Provided records:

• • • • • • •

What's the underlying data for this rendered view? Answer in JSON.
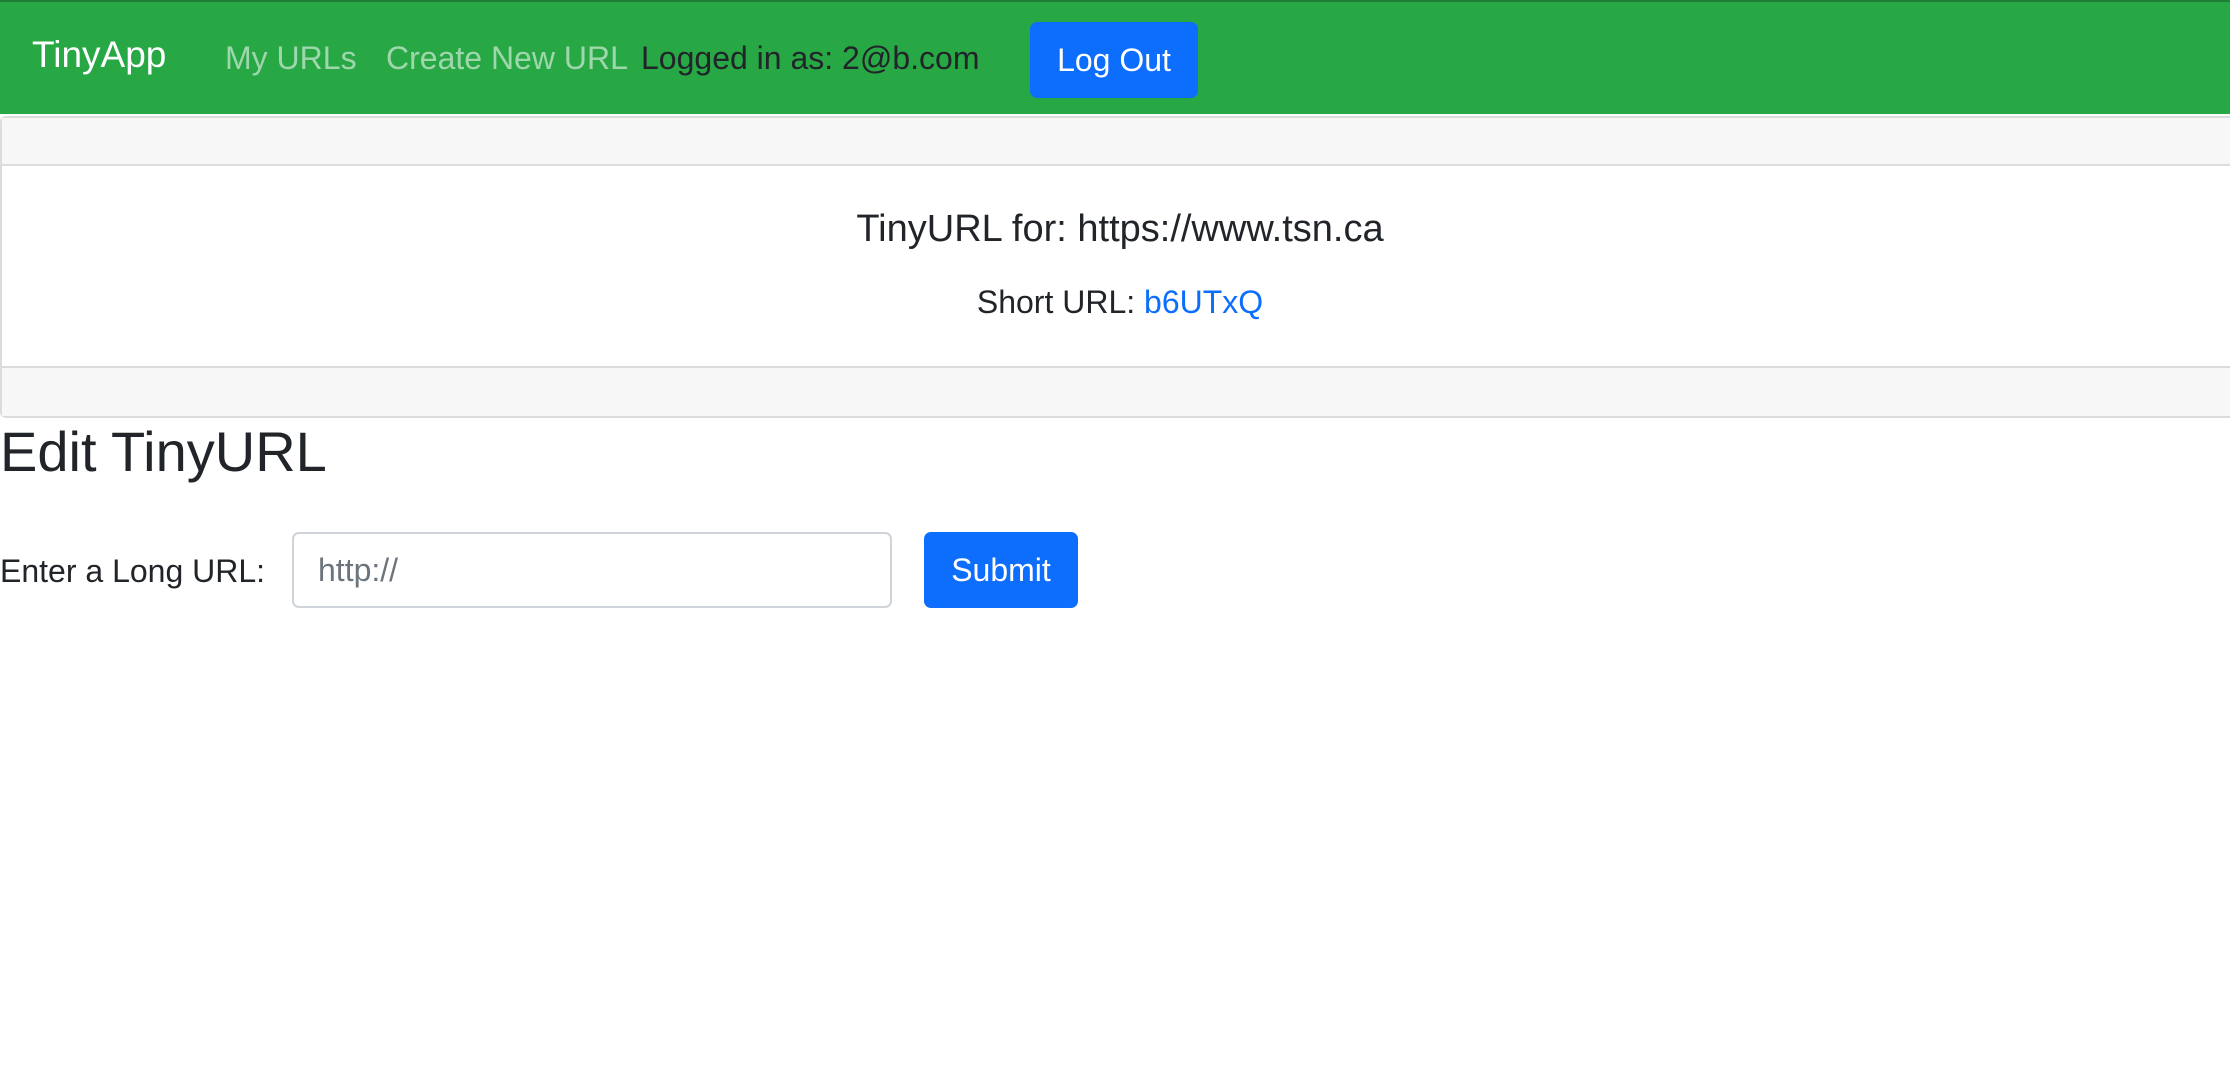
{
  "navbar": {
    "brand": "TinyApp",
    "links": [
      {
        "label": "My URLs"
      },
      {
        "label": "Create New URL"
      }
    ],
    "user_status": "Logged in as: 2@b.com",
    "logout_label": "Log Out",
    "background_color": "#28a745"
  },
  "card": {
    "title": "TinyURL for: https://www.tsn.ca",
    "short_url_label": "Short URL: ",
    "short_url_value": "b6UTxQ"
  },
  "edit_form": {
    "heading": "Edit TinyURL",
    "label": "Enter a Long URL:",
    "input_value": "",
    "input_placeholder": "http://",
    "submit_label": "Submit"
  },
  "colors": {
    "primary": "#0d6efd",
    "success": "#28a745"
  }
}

• • • • • • •

Stated task: Quote the listing above in full, except for the pictures.

Finished task:
What's the underlying data for this rendered view? Answer in JSON.
{
  "navbar": {
    "brand": "TinyApp",
    "links": [
      {
        "label": "My URLs"
      },
      {
        "label": "Create New URL"
      }
    ],
    "user_status": "Logged in as: 2@b.com",
    "logout_label": "Log Out",
    "background_color": "#28a745"
  },
  "card": {
    "title": "TinyURL for: https://www.tsn.ca",
    "short_url_label": "Short URL: ",
    "short_url_value": "b6UTxQ"
  },
  "edit_form": {
    "heading": "Edit TinyURL",
    "label": "Enter a Long URL:",
    "input_value": "",
    "input_placeholder": "http://",
    "submit_label": "Submit"
  },
  "colors": {
    "primary": "#0d6efd",
    "success": "#28a745"
  }
}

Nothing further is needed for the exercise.